## Set problem
Start at the line that contains "Output a JSON" in the listing below and extract every line through the last, exactly; leave pictures out.

## Records supplied
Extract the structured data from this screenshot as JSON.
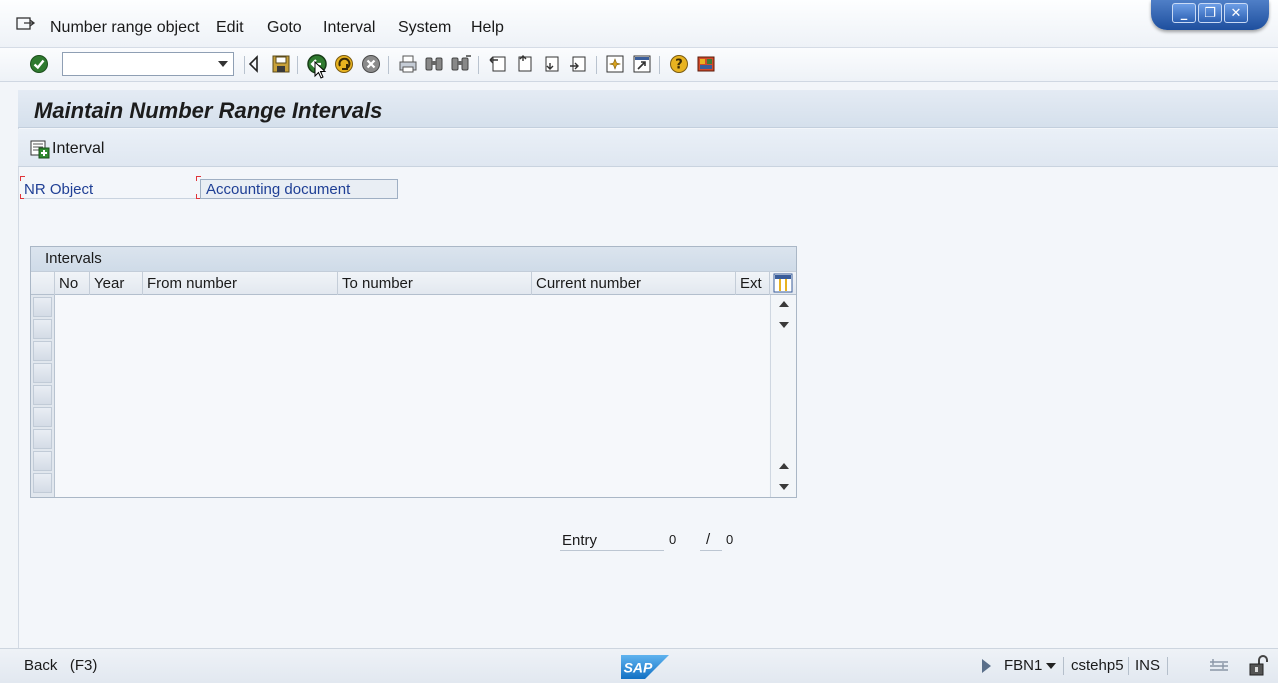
{
  "menubar": {
    "items": [
      "Number range object",
      "Edit",
      "Goto",
      "Interval",
      "System",
      "Help"
    ]
  },
  "window_controls": {
    "minimize": "_",
    "restore": "❐",
    "close": "✕"
  },
  "toolbar": {
    "command_field_value": "",
    "icons": [
      "enter-icon",
      "back-arrow-icon",
      "save-icon",
      "back-icon",
      "exit-icon",
      "cancel-icon",
      "print-icon",
      "find-icon",
      "find-next-icon",
      "first-page-icon",
      "previous-page-icon",
      "next-page-icon",
      "last-page-icon",
      "create-session-icon",
      "shortcut-icon",
      "help-icon",
      "customize-layout-icon"
    ]
  },
  "page": {
    "title": "Maintain Number Range Intervals"
  },
  "app_toolbar": {
    "interval_button_label": "Interval"
  },
  "form": {
    "nr_object_label": "NR Object",
    "nr_object_value": "Accounting document"
  },
  "table": {
    "caption": "Intervals",
    "columns": [
      "No",
      "Year",
      "From number",
      "To number",
      "Current number",
      "Ext"
    ],
    "rows": []
  },
  "entry": {
    "label": "Entry",
    "current": "0",
    "slash": "/",
    "total": "0"
  },
  "statusbar": {
    "message": "Back   (F3)",
    "transaction": "FBN1",
    "server": "cstehp5",
    "mode": "INS",
    "logo_text": "SAP"
  },
  "colors": {
    "accent_blue": "#1f3f95",
    "required_red": "#e0353a",
    "window_ctrl_blue": "#2d61b3"
  }
}
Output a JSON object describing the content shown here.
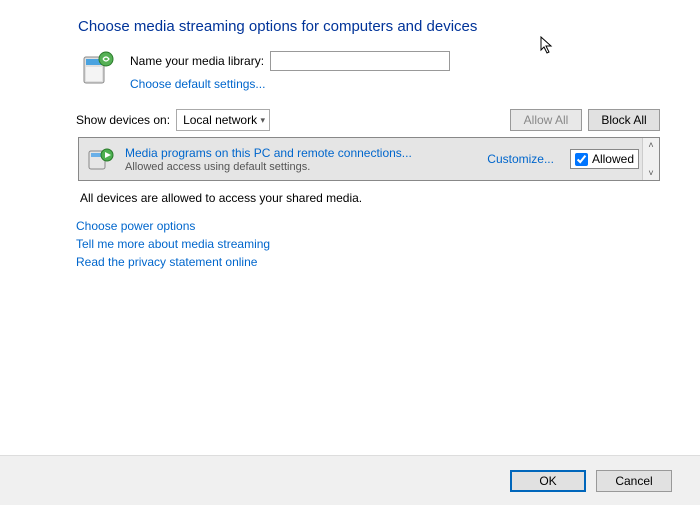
{
  "title": "Choose media streaming options for computers and devices",
  "library": {
    "name_label": "Name your media library:",
    "name_value": "",
    "default_link": "Choose default settings..."
  },
  "filter": {
    "label": "Show devices on:",
    "selected": "Local network"
  },
  "bulk": {
    "allow_all": "Allow All",
    "block_all": "Block All"
  },
  "device": {
    "title": "Media programs on this PC and remote connections...",
    "sub": "Allowed access using default settings.",
    "customize": "Customize...",
    "allowed_label": "Allowed",
    "allowed_checked": true
  },
  "status": "All devices are allowed to access your shared media.",
  "links": {
    "power": "Choose power options",
    "more": "Tell me more about media streaming",
    "privacy": "Read the privacy statement online"
  },
  "footer": {
    "ok": "OK",
    "cancel": "Cancel"
  }
}
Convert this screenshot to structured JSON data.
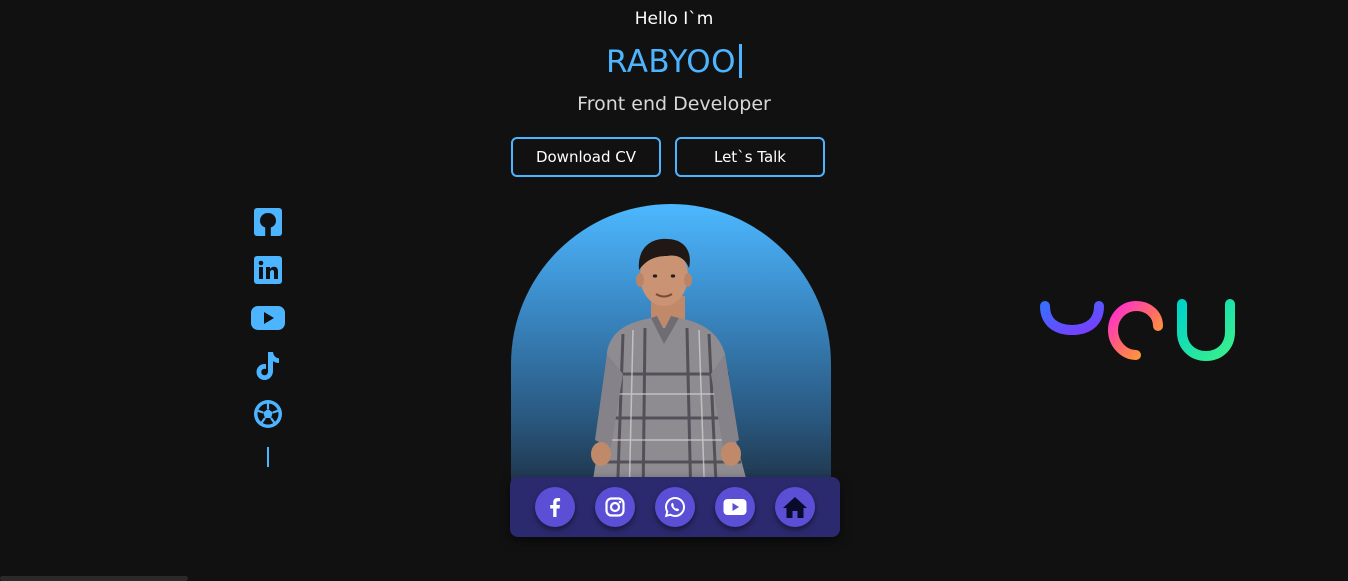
{
  "hero": {
    "greeting": "Hello I`m",
    "name": "RABYOO",
    "role": "Front end Developer"
  },
  "buttons": {
    "download_cv": "Download CV",
    "lets_talk": "Let`s Talk"
  },
  "sidebar_socials": [
    "github-icon",
    "linkedin-icon",
    "youtube-icon",
    "tiktok-icon",
    "soccer-ball-icon"
  ],
  "bottom_nav": [
    "facebook-icon",
    "instagram-icon",
    "whatsapp-icon",
    "youtube-icon",
    "home-icon"
  ],
  "colors": {
    "accent": "#4db5ff",
    "background": "#111111",
    "bottom_bar": "#2c2a6e",
    "nav_circle": "#5b4fd6"
  }
}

## Written answer
Output a JSON object describing the content shown here.
{
  "title": "Choose media streaming options for computers and devices",
  "library": {
    "name_label": "Name your media library:",
    "name_value": "",
    "default_link": "Choose default settings..."
  },
  "filter": {
    "label": "Show devices on:",
    "selected": "Local network"
  },
  "bulk": {
    "allow_all": "Allow All",
    "block_all": "Block All"
  },
  "device": {
    "title": "Media programs on this PC and remote connections...",
    "sub": "Allowed access using default settings.",
    "customize": "Customize...",
    "allowed_label": "Allowed",
    "allowed_checked": true
  },
  "status": "All devices are allowed to access your shared media.",
  "links": {
    "power": "Choose power options",
    "more": "Tell me more about media streaming",
    "privacy": "Read the privacy statement online"
  },
  "footer": {
    "ok": "OK",
    "cancel": "Cancel"
  }
}
Convert this screenshot to structured JSON data.
{
  "hero": {
    "greeting": "Hello I`m",
    "name": "RABYOO",
    "role": "Front end Developer"
  },
  "buttons": {
    "download_cv": "Download CV",
    "lets_talk": "Let`s Talk"
  },
  "sidebar_socials": [
    "github-icon",
    "linkedin-icon",
    "youtube-icon",
    "tiktok-icon",
    "soccer-ball-icon"
  ],
  "bottom_nav": [
    "facebook-icon",
    "instagram-icon",
    "whatsapp-icon",
    "youtube-icon",
    "home-icon"
  ],
  "colors": {
    "accent": "#4db5ff",
    "background": "#111111",
    "bottom_bar": "#2c2a6e",
    "nav_circle": "#5b4fd6"
  }
}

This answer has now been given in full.